Data lines:
⟨

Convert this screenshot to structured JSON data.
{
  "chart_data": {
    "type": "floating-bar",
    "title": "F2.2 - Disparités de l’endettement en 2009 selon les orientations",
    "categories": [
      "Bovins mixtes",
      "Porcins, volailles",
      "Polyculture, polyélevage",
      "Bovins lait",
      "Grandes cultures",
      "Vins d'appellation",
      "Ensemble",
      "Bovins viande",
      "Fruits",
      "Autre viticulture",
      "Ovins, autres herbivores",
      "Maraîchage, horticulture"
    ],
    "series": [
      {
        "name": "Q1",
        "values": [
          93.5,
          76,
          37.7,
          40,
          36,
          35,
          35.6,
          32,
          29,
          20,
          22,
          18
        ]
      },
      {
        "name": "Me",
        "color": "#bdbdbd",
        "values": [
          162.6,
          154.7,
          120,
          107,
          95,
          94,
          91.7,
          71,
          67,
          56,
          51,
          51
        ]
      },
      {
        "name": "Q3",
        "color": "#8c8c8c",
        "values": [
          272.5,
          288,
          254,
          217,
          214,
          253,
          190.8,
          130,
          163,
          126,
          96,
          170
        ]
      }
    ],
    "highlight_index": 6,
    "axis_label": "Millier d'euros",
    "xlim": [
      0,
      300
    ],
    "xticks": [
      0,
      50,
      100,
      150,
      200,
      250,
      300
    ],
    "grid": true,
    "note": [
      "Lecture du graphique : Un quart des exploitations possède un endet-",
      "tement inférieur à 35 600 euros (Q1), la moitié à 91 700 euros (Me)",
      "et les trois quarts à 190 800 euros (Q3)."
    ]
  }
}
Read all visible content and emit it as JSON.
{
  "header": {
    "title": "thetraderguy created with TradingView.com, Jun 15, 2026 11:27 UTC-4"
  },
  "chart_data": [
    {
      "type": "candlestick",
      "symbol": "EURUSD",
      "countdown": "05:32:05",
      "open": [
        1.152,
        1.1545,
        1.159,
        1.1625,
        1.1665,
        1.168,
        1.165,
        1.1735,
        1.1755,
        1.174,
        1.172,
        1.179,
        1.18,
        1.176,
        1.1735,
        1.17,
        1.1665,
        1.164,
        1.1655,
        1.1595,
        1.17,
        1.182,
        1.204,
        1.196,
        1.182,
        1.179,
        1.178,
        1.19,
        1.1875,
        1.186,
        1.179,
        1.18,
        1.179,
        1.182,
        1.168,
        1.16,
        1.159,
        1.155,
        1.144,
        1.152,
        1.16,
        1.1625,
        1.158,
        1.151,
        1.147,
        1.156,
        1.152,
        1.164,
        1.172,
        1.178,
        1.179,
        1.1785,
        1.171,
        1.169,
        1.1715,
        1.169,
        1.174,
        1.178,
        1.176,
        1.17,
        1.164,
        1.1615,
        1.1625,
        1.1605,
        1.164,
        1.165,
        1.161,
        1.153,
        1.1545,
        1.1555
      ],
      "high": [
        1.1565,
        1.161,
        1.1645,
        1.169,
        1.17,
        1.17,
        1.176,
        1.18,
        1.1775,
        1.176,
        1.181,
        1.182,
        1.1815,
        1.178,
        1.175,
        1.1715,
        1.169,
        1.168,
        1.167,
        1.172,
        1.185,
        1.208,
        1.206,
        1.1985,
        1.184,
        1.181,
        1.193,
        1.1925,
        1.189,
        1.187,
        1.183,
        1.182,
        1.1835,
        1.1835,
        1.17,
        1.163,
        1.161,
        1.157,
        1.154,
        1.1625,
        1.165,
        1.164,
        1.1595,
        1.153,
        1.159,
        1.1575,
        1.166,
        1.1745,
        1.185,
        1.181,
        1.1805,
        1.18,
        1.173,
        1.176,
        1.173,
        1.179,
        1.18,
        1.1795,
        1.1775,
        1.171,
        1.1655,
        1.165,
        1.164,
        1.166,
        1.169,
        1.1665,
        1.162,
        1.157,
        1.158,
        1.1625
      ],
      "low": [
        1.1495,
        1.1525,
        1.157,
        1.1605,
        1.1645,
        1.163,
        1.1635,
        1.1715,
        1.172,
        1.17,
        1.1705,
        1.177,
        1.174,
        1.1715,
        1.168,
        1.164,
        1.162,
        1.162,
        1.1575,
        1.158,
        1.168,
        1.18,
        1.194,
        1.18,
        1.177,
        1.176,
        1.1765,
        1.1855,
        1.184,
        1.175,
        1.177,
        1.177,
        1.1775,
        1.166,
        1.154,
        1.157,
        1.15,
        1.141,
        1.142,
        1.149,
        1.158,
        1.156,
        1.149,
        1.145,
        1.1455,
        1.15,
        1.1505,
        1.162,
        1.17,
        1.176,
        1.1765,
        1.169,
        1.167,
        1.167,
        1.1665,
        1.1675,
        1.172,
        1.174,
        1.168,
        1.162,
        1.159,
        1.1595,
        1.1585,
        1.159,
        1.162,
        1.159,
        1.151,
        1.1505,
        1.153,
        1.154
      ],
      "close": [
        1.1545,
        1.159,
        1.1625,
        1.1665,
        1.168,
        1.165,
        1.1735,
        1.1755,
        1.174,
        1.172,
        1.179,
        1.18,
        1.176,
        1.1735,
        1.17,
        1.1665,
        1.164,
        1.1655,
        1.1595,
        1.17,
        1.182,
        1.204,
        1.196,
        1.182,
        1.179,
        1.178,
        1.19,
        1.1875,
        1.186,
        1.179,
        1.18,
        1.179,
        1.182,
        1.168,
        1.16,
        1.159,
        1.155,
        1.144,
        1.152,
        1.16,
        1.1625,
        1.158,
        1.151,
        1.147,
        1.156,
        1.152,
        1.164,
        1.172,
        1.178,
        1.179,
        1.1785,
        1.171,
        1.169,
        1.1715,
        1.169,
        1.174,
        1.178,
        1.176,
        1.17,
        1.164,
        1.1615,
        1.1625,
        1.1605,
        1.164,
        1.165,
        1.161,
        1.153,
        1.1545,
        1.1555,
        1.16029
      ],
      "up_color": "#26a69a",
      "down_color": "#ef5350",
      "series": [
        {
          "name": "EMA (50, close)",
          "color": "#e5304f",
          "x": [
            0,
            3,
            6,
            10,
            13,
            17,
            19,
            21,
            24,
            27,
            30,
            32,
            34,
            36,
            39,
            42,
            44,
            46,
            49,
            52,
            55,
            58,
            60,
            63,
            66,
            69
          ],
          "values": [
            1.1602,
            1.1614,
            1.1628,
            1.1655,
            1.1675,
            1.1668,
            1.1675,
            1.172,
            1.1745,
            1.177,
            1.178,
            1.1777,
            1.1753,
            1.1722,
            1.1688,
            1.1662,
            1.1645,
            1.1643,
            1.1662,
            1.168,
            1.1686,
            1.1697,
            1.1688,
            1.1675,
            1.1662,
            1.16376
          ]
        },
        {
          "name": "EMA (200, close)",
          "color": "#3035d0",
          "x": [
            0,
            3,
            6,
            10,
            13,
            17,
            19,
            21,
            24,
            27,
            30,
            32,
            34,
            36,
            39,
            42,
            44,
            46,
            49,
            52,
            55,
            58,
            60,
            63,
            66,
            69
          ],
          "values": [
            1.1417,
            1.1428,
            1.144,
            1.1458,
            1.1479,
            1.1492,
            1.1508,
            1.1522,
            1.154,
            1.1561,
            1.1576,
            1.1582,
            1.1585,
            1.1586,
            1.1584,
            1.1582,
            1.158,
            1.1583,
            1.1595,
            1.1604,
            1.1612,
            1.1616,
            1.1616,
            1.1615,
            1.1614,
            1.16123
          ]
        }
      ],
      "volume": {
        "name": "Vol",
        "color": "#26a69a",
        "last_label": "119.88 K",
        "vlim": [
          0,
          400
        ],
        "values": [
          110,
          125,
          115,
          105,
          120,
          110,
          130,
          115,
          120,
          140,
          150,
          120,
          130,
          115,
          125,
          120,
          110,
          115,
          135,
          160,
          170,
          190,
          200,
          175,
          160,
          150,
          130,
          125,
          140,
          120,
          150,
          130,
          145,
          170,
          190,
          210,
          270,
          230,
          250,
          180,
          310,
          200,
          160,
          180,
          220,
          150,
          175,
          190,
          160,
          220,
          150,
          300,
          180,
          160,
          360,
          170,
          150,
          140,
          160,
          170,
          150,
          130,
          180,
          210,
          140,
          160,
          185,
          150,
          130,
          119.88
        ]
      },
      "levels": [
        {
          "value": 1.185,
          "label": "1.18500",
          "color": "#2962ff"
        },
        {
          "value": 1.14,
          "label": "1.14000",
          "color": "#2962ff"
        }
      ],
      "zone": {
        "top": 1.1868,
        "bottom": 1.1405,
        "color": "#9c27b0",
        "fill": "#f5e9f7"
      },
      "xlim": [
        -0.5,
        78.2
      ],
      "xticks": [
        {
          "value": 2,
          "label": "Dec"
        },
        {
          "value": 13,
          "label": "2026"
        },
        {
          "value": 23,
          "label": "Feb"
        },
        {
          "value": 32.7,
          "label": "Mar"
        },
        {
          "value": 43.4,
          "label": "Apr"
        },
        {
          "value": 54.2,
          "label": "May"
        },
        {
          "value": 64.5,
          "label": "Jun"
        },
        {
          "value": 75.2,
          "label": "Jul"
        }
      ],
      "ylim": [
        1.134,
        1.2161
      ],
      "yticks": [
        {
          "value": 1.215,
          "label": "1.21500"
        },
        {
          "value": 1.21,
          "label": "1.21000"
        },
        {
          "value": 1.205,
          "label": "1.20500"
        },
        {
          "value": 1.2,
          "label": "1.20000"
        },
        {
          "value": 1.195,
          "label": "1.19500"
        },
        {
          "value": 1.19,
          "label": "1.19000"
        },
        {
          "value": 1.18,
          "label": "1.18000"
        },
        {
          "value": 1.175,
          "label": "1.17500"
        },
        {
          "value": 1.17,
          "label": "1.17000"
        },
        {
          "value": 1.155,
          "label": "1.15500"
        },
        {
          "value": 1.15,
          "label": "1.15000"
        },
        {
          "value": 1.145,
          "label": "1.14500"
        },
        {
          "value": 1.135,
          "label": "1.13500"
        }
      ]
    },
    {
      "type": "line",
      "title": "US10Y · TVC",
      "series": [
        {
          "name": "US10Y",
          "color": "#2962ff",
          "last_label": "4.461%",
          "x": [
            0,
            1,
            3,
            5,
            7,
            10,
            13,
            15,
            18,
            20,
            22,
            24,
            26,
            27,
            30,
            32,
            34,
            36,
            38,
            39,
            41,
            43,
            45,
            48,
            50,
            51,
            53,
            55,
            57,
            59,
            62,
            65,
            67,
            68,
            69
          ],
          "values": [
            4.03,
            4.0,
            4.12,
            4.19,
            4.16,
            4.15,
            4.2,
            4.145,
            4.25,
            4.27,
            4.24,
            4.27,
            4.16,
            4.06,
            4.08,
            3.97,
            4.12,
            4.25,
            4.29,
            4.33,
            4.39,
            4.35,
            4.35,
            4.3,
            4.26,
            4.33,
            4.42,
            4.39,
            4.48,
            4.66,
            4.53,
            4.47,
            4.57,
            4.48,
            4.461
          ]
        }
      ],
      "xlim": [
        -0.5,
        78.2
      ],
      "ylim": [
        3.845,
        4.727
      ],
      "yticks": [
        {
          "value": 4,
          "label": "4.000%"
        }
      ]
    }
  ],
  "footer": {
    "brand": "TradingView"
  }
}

⟩

Task objective: Collect the lines that hold "close".

Full output:
      "close": [
          "name": "EMA (50, close)",
          "name": "EMA (200, close)",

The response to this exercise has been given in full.